▶ [EXERCISE MATERIALS]:
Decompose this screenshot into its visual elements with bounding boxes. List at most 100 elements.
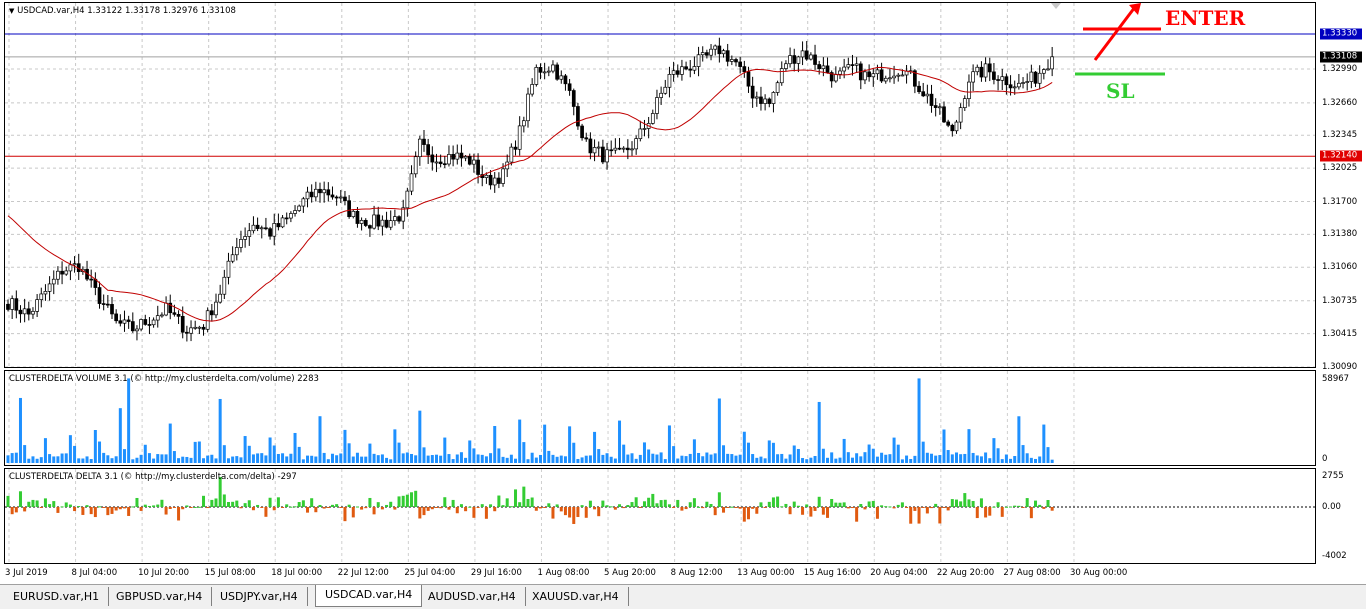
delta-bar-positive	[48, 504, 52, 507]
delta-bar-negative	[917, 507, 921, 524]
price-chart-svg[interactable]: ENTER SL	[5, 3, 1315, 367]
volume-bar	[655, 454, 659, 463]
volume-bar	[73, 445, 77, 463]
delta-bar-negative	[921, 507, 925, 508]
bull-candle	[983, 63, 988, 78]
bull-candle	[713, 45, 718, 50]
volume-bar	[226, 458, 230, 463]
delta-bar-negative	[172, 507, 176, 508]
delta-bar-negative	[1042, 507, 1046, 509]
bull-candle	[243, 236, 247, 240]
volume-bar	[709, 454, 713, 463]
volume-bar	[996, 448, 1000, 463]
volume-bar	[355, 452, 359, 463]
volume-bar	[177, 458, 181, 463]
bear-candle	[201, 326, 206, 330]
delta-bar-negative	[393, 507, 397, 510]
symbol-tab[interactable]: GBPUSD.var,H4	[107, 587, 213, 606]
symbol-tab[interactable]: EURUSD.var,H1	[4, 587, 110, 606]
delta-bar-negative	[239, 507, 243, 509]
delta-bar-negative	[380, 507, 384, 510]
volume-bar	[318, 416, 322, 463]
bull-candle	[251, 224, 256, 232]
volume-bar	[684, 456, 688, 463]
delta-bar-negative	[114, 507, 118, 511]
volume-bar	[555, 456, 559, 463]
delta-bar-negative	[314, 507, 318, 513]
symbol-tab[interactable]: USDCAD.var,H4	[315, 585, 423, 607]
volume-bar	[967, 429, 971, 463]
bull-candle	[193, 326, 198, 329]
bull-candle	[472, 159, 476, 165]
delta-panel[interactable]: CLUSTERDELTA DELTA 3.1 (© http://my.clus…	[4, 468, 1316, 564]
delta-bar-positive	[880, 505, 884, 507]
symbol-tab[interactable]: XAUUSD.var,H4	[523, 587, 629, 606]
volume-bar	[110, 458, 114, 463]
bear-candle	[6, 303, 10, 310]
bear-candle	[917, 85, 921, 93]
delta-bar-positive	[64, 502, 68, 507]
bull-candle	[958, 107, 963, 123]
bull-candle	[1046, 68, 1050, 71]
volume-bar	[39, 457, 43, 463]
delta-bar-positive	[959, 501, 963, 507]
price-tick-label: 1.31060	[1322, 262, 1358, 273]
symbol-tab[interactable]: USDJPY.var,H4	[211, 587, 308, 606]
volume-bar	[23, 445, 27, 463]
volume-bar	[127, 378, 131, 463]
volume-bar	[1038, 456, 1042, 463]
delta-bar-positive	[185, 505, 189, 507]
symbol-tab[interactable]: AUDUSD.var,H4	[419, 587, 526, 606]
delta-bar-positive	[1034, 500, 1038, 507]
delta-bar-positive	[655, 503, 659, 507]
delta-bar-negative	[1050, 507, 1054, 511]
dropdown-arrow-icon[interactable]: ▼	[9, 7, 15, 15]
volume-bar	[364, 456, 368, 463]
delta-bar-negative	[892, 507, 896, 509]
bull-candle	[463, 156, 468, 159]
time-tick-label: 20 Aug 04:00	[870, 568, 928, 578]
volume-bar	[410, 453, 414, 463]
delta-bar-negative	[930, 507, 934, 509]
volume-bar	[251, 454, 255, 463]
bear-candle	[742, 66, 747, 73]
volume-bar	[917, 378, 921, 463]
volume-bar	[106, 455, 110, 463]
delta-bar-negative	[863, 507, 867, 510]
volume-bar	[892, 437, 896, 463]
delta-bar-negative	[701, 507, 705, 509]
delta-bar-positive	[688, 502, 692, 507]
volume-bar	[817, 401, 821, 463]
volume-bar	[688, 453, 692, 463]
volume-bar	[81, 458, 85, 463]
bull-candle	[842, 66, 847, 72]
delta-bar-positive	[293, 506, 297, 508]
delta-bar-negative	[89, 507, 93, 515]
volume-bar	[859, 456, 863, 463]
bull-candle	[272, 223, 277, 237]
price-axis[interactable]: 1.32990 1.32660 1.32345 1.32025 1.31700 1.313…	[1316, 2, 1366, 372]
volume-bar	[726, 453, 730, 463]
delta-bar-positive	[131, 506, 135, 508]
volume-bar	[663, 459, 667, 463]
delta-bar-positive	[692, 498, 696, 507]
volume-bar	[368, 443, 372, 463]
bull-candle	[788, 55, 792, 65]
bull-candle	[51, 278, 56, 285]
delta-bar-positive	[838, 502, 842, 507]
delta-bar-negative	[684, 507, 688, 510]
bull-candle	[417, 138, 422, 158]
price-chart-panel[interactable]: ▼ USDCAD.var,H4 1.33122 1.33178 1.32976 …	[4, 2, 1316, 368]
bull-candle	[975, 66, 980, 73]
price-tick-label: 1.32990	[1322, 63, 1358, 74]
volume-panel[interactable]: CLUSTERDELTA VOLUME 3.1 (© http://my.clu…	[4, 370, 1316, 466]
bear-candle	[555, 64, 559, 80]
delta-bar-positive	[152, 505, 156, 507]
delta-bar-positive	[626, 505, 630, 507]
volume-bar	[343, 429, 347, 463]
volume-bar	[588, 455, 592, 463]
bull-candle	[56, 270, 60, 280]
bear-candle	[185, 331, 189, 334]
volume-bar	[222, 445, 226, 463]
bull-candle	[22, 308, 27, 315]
==
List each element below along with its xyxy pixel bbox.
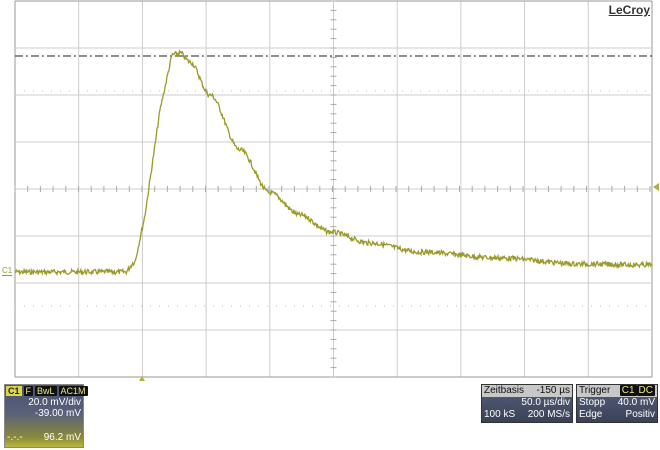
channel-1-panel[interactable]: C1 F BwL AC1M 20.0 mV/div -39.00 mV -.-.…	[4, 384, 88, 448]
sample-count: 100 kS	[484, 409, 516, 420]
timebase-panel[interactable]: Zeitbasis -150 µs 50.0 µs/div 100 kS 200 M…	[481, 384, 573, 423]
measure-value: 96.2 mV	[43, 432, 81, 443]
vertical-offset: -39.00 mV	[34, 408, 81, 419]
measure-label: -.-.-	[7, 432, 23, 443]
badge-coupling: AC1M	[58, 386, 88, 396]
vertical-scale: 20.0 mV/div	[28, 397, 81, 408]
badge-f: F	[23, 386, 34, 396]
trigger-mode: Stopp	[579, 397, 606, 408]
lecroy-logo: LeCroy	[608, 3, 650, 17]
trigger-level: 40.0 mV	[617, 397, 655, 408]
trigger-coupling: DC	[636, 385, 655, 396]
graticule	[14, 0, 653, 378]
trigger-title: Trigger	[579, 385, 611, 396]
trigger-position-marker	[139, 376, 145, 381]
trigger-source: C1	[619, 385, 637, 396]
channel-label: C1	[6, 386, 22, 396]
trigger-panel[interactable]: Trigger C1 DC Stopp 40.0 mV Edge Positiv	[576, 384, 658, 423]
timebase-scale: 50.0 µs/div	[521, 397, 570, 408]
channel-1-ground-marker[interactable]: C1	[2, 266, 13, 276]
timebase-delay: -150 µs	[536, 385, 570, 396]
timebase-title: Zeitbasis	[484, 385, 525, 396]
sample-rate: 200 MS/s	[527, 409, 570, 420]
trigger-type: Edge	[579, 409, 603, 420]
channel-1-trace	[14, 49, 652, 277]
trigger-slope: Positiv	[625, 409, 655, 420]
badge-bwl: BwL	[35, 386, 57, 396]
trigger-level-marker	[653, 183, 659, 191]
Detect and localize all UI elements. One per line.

▶ [TASK INSTRUCTIONS]: Please retype the entries beginning with the line that contains "504, 52, 507]" and ending with the line that contains "448, 1000, 463]", including both of those lines.

▶ [ANSWER TO THIS TASK]:
delta-bar-positive	[48, 504, 52, 507]
delta-bar-negative	[917, 507, 921, 524]
price-chart-svg[interactable]: ENTER SL	[5, 3, 1315, 367]
volume-bar	[655, 454, 659, 463]
volume-bar	[73, 445, 77, 463]
delta-bar-negative	[921, 507, 925, 508]
bull-candle	[983, 63, 988, 78]
bull-candle	[713, 45, 718, 50]
volume-bar	[226, 458, 230, 463]
delta-bar-negative	[172, 507, 176, 508]
delta-bar-negative	[1042, 507, 1046, 509]
bull-candle	[243, 236, 247, 240]
volume-bar	[709, 454, 713, 463]
volume-bar	[996, 448, 1000, 463]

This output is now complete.